▸ Written exercise
Note each line that includes the word "name". Copy those lines.

▸ Provided material
□ □ □ □ □ □ □
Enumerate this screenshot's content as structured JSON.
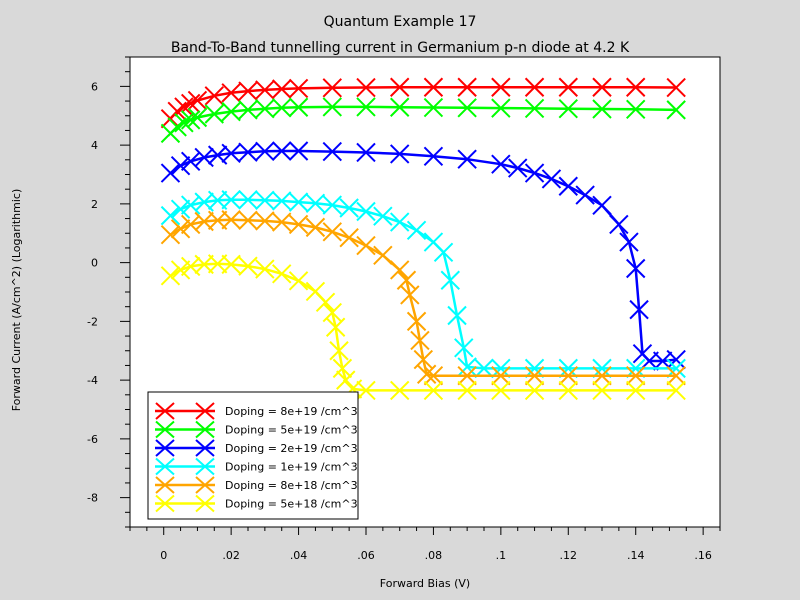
{
  "chart_data": {
    "type": "line",
    "title": "Quantum Example 17",
    "subtitle": "Band-To-Band tunnelling current in Germanium p-n diode at 4.2 K",
    "xlabel": "Forward Bias (V)",
    "ylabel": "Forward Current (A/cm^2) (Logarithmic)",
    "xlim": [
      -0.01,
      0.165
    ],
    "ylim": [
      -9,
      7
    ],
    "x_ticks": [
      0,
      0.02,
      0.04,
      0.06,
      0.08,
      0.1,
      0.12,
      0.14,
      0.16
    ],
    "y_ticks": [
      -8,
      -6,
      -4,
      -2,
      0,
      2,
      4,
      6
    ],
    "legend_position": "bottom-left",
    "grid": false,
    "series": [
      {
        "name": "Doping = 8e+19 /cm^3",
        "color": "#ff0000",
        "points": [
          [
            0.002,
            4.9
          ],
          [
            0.004,
            5.15
          ],
          [
            0.006,
            5.3
          ],
          [
            0.008,
            5.42
          ],
          [
            0.01,
            5.52
          ],
          [
            0.015,
            5.68
          ],
          [
            0.02,
            5.78
          ],
          [
            0.025,
            5.84
          ],
          [
            0.03,
            5.88
          ],
          [
            0.035,
            5.91
          ],
          [
            0.04,
            5.93
          ],
          [
            0.05,
            5.95
          ],
          [
            0.06,
            5.96
          ],
          [
            0.07,
            5.97
          ],
          [
            0.08,
            5.97
          ],
          [
            0.09,
            5.97
          ],
          [
            0.1,
            5.97
          ],
          [
            0.11,
            5.97
          ],
          [
            0.12,
            5.97
          ],
          [
            0.13,
            5.97
          ],
          [
            0.14,
            5.97
          ],
          [
            0.152,
            5.96
          ]
        ]
      },
      {
        "name": "Doping = 5e+19 /cm^3",
        "color": "#00ff00",
        "points": [
          [
            0.002,
            4.4
          ],
          [
            0.004,
            4.62
          ],
          [
            0.006,
            4.76
          ],
          [
            0.008,
            4.86
          ],
          [
            0.01,
            4.94
          ],
          [
            0.015,
            5.06
          ],
          [
            0.02,
            5.14
          ],
          [
            0.025,
            5.2
          ],
          [
            0.03,
            5.24
          ],
          [
            0.035,
            5.27
          ],
          [
            0.04,
            5.29
          ],
          [
            0.05,
            5.3
          ],
          [
            0.06,
            5.3
          ],
          [
            0.07,
            5.29
          ],
          [
            0.08,
            5.28
          ],
          [
            0.09,
            5.27
          ],
          [
            0.1,
            5.26
          ],
          [
            0.11,
            5.25
          ],
          [
            0.12,
            5.24
          ],
          [
            0.13,
            5.23
          ],
          [
            0.14,
            5.22
          ],
          [
            0.152,
            5.2
          ]
        ]
      },
      {
        "name": "Doping = 2e+19 /cm^3",
        "color": "#0000ff",
        "points": [
          [
            0.002,
            3.05
          ],
          [
            0.005,
            3.3
          ],
          [
            0.008,
            3.45
          ],
          [
            0.012,
            3.58
          ],
          [
            0.016,
            3.66
          ],
          [
            0.02,
            3.72
          ],
          [
            0.025,
            3.76
          ],
          [
            0.03,
            3.79
          ],
          [
            0.035,
            3.8
          ],
          [
            0.04,
            3.8
          ],
          [
            0.05,
            3.78
          ],
          [
            0.06,
            3.75
          ],
          [
            0.07,
            3.7
          ],
          [
            0.08,
            3.62
          ],
          [
            0.09,
            3.52
          ],
          [
            0.1,
            3.35
          ],
          [
            0.105,
            3.22
          ],
          [
            0.11,
            3.05
          ],
          [
            0.115,
            2.85
          ],
          [
            0.12,
            2.6
          ],
          [
            0.125,
            2.3
          ],
          [
            0.13,
            1.95
          ],
          [
            0.135,
            1.3
          ],
          [
            0.138,
            0.7
          ],
          [
            0.14,
            -0.2
          ],
          [
            0.141,
            -1.6
          ],
          [
            0.142,
            -3.1
          ],
          [
            0.144,
            -3.35
          ],
          [
            0.148,
            -3.35
          ],
          [
            0.152,
            -3.3
          ]
        ]
      },
      {
        "name": "Doping = 1e+19 /cm^3",
        "color": "#00ffff",
        "points": [
          [
            0.002,
            1.6
          ],
          [
            0.005,
            1.82
          ],
          [
            0.008,
            1.96
          ],
          [
            0.012,
            2.06
          ],
          [
            0.016,
            2.12
          ],
          [
            0.02,
            2.14
          ],
          [
            0.025,
            2.14
          ],
          [
            0.03,
            2.12
          ],
          [
            0.035,
            2.1
          ],
          [
            0.04,
            2.06
          ],
          [
            0.045,
            2.02
          ],
          [
            0.05,
            1.96
          ],
          [
            0.055,
            1.86
          ],
          [
            0.06,
            1.74
          ],
          [
            0.065,
            1.58
          ],
          [
            0.07,
            1.38
          ],
          [
            0.075,
            1.1
          ],
          [
            0.08,
            0.7
          ],
          [
            0.083,
            0.35
          ],
          [
            0.085,
            -0.6
          ],
          [
            0.087,
            -1.8
          ],
          [
            0.089,
            -2.9
          ],
          [
            0.09,
            -3.55
          ],
          [
            0.095,
            -3.6
          ],
          [
            0.1,
            -3.6
          ],
          [
            0.11,
            -3.6
          ],
          [
            0.12,
            -3.6
          ],
          [
            0.13,
            -3.6
          ],
          [
            0.14,
            -3.6
          ],
          [
            0.152,
            -3.6
          ]
        ]
      },
      {
        "name": "Doping = 8e+18 /cm^3",
        "color": "#ffa500",
        "points": [
          [
            0.002,
            0.95
          ],
          [
            0.005,
            1.15
          ],
          [
            0.008,
            1.3
          ],
          [
            0.012,
            1.4
          ],
          [
            0.016,
            1.44
          ],
          [
            0.02,
            1.46
          ],
          [
            0.025,
            1.44
          ],
          [
            0.03,
            1.42
          ],
          [
            0.035,
            1.38
          ],
          [
            0.04,
            1.3
          ],
          [
            0.045,
            1.2
          ],
          [
            0.05,
            1.05
          ],
          [
            0.055,
            0.85
          ],
          [
            0.06,
            0.58
          ],
          [
            0.065,
            0.25
          ],
          [
            0.07,
            -0.25
          ],
          [
            0.072,
            -0.6
          ],
          [
            0.073,
            -1.1
          ],
          [
            0.075,
            -2.0
          ],
          [
            0.076,
            -2.65
          ],
          [
            0.077,
            -3.3
          ],
          [
            0.078,
            -3.8
          ],
          [
            0.08,
            -3.85
          ],
          [
            0.09,
            -3.85
          ],
          [
            0.1,
            -3.85
          ],
          [
            0.11,
            -3.85
          ],
          [
            0.12,
            -3.85
          ],
          [
            0.13,
            -3.85
          ],
          [
            0.14,
            -3.85
          ],
          [
            0.152,
            -3.85
          ]
        ]
      },
      {
        "name": "Doping = 5e+18 /cm^3",
        "color": "#ffff00",
        "points": [
          [
            0.002,
            -0.45
          ],
          [
            0.005,
            -0.25
          ],
          [
            0.008,
            -0.13
          ],
          [
            0.012,
            -0.06
          ],
          [
            0.016,
            -0.04
          ],
          [
            0.02,
            -0.06
          ],
          [
            0.025,
            -0.12
          ],
          [
            0.03,
            -0.22
          ],
          [
            0.035,
            -0.38
          ],
          [
            0.04,
            -0.62
          ],
          [
            0.045,
            -0.98
          ],
          [
            0.048,
            -1.35
          ],
          [
            0.05,
            -1.7
          ],
          [
            0.051,
            -2.2
          ],
          [
            0.052,
            -3.0
          ],
          [
            0.053,
            -3.6
          ],
          [
            0.054,
            -4.0
          ],
          [
            0.056,
            -4.3
          ],
          [
            0.06,
            -4.35
          ],
          [
            0.07,
            -4.35
          ],
          [
            0.08,
            -4.35
          ],
          [
            0.09,
            -4.35
          ],
          [
            0.1,
            -4.35
          ],
          [
            0.11,
            -4.35
          ],
          [
            0.12,
            -4.35
          ],
          [
            0.13,
            -4.35
          ],
          [
            0.14,
            -4.35
          ],
          [
            0.152,
            -4.35
          ]
        ]
      }
    ]
  }
}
□ □ □ □ □ □ □
▸ Final result
        "name": "Doping = 8e+19 /cm^3",
        "name": "Doping = 5e+19 /cm^3",
        "name": "Doping = 2e+19 /cm^3",
        "name": "Doping = 1e+19 /cm^3",
        "name": "Doping = 8e+18 /cm^3",
        "name": "Doping = 5e+18 /cm^3",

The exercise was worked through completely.